▸ Goal: Give the number of lines in the data that contain "Output", and nothing more.

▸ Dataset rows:
##############################
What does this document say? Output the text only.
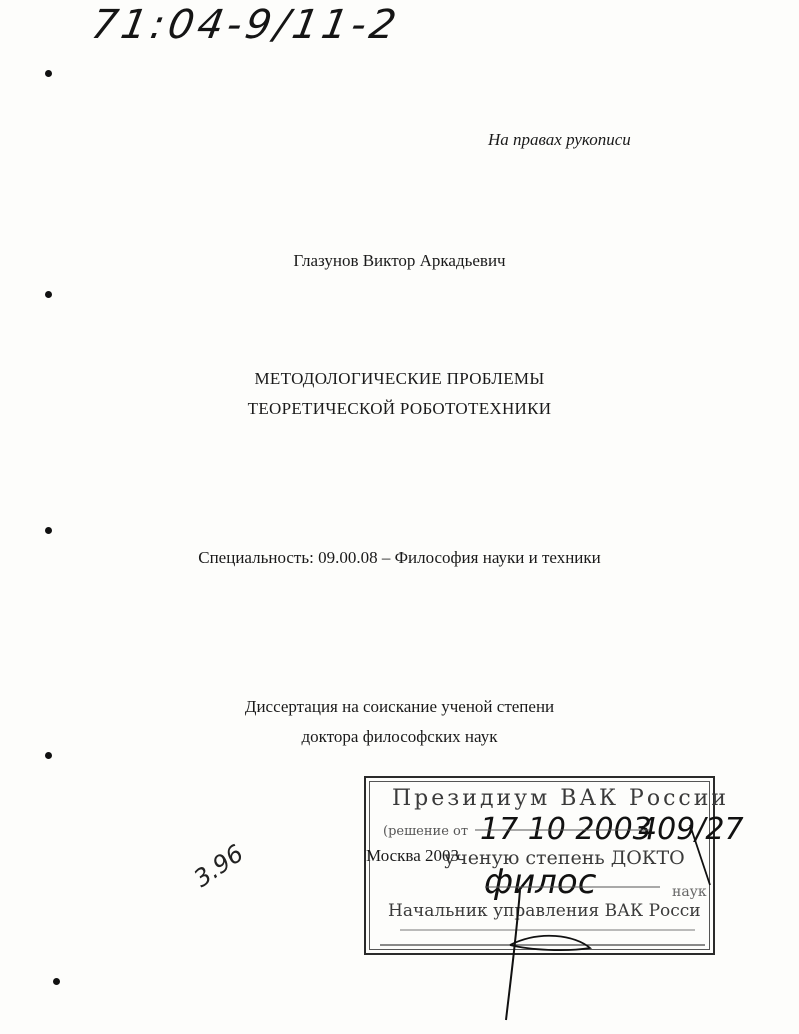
71:04-9/11-2
На правах рукописи
Глазунов Виктор Аркадьевич
МЕТОДОЛОГИЧЕСКИЕ ПРОБЛЕМЫ
ТЕОРЕТИЧЕСКОЙ РОБОТОТЕХНИКИ
Специальность: 09.00.08 – Философия науки и техники
Диссертация на соискание ученой степени
доктора философских наук
Президиум ВАК России
(решение от 17 10 2003
409/27
ученую степень ДОКТО
филос	наук
Начальник управления ВАК Росси
Москва 2003
3.96
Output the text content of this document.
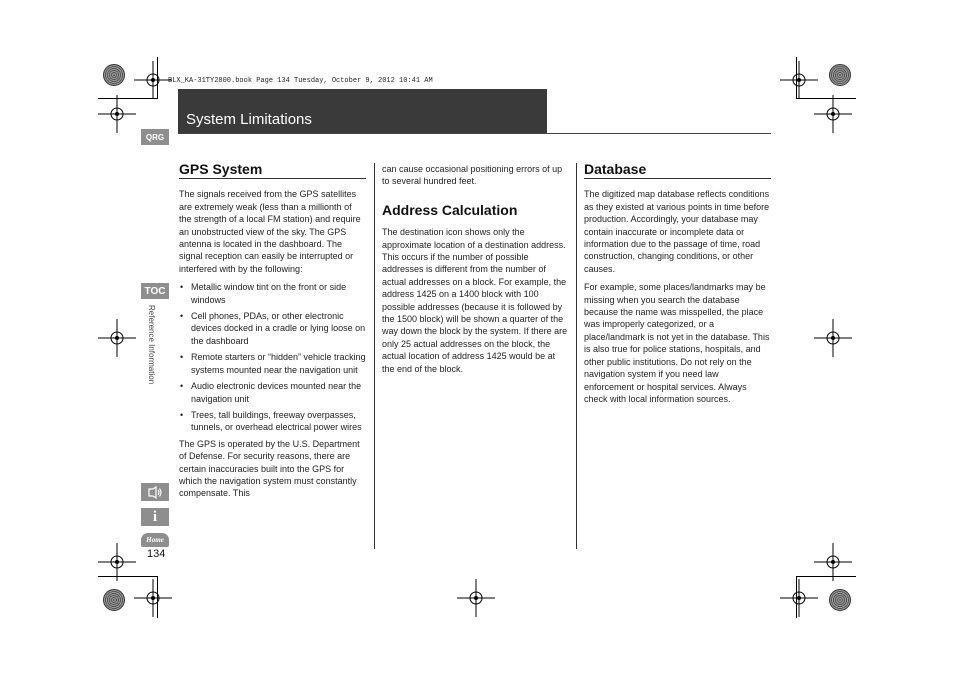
BLX_KA-31TY2800.book Page 134 Tuesday, October 9, 2012 10:41 AM
System Limitations
QRG
TOC
Reference Information
i
Home
134
GPS System

The signals received from the GPS satellites are extremely weak (less than a millionth of the strength of a local FM station) and require an unobstructed view of the sky. The GPS antenna is located in the dashboard. The signal reception can easily be interrupted or interfered with by the following:

• Metallic window tint on the front or side windows
• Cell phones, PDAs, or other electronic devices docked in a cradle or lying loose on the dashboard
• Remote starters or “hidden” vehicle tracking systems mounted near the navigation unit
• Audio electronic devices mounted near the navigation unit
• Trees, tall buildings, freeway overpasses, tunnels, or overhead electrical power wires

The GPS is operated by the U.S. Department of Defense. For security reasons, there are certain inaccuracies built into the GPS for which the navigation system must constantly compensate. This

can cause occasional positioning errors of up to several hundred feet.

Address Calculation

The destination icon shows only the approximate location of a destination address. This occurs if the number of possible addresses is different from the number of actual addresses on a block. For example, the address 1425 on a 1400 block with 100 possible addresses (because it is followed by the 1500 block) will be shown a quarter of the way down the block by the system. If there are only 25 actual addresses on the block, the actual location of address 1425 would be at the end of the block.

Database

The digitized map database reflects conditions as they existed at various points in time before production. Accordingly, your database may contain inaccurate or incomplete data or information due to the passage of time, road construction, changing conditions, or other causes.

For example, some places/landmarks may be missing when you search the database because the name was misspelled, the place was improperly categorized, or a place/landmark is not yet in the database. This is also true for police stations, hospitals, and other public institutions. Do not rely on the navigation system if you need law enforcement or hospital services. Always check with local information sources.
##############################
▸ Solution for this exercise: 2